◆ **WHAT YOU WILL DO**: Locate each line holding the string "main" and copy it.
** Start of GIVEN RECORDS **
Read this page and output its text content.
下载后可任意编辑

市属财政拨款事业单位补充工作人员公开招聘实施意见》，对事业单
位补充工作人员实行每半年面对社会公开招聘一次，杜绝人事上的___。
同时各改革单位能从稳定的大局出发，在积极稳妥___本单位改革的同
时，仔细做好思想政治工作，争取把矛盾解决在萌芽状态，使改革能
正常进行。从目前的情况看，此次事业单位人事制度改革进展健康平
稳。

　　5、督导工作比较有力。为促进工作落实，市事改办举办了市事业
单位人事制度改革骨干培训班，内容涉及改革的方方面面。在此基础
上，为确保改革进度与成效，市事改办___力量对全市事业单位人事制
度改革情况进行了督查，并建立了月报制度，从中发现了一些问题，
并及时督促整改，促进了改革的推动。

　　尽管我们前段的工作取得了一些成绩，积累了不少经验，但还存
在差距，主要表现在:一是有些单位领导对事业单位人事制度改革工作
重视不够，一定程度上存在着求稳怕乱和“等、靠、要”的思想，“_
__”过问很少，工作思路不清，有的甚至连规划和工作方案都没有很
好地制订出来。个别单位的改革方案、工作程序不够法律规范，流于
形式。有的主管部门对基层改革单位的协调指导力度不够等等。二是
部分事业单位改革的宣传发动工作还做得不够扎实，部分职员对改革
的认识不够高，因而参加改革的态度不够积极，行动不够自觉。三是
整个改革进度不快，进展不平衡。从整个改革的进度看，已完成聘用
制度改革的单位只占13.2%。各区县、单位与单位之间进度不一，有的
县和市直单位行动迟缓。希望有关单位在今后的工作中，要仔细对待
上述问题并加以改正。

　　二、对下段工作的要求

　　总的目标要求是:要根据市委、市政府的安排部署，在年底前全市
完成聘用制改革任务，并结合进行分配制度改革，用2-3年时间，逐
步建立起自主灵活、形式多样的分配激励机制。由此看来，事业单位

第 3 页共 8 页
** End of GIVEN RECORDS **
** Start of GIVEN RECORDS **
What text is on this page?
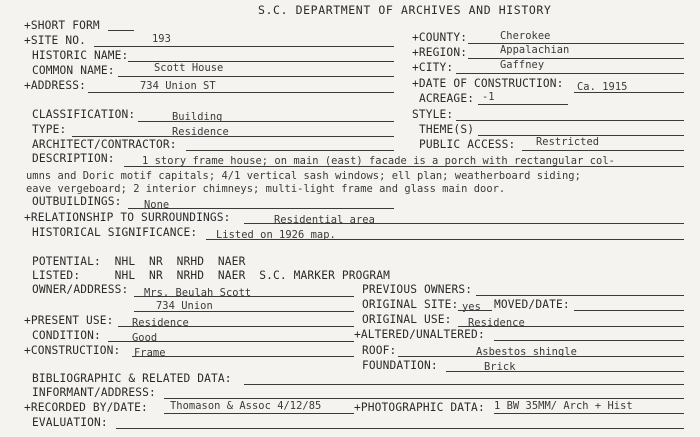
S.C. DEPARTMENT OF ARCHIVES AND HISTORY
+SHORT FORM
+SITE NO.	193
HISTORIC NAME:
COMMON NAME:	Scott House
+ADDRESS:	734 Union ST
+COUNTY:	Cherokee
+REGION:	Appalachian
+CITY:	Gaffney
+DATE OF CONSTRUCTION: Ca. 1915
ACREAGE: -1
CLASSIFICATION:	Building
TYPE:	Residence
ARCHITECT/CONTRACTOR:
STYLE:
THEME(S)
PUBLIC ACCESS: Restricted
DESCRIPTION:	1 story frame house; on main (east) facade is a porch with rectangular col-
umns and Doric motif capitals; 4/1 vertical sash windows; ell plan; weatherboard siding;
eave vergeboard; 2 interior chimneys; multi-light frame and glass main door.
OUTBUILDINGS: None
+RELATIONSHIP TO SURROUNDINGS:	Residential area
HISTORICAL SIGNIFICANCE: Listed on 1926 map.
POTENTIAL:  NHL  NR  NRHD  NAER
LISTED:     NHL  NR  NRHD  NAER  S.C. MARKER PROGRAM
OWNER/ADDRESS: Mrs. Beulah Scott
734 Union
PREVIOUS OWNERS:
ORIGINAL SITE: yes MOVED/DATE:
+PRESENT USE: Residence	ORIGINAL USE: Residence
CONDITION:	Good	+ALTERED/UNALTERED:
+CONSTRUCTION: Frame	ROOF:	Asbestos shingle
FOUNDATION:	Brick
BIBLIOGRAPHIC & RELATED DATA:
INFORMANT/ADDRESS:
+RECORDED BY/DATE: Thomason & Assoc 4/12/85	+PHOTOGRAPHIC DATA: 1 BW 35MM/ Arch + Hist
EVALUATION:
** End of GIVEN RECORDS **
◆ **OUTPUT FOR THIS TASK**:
DESCRIPTION:	1 story frame house; on main (east) facade is a porch with rectangular col-
eave vergeboard; 2 interior chimneys; multi-light frame and glass main door.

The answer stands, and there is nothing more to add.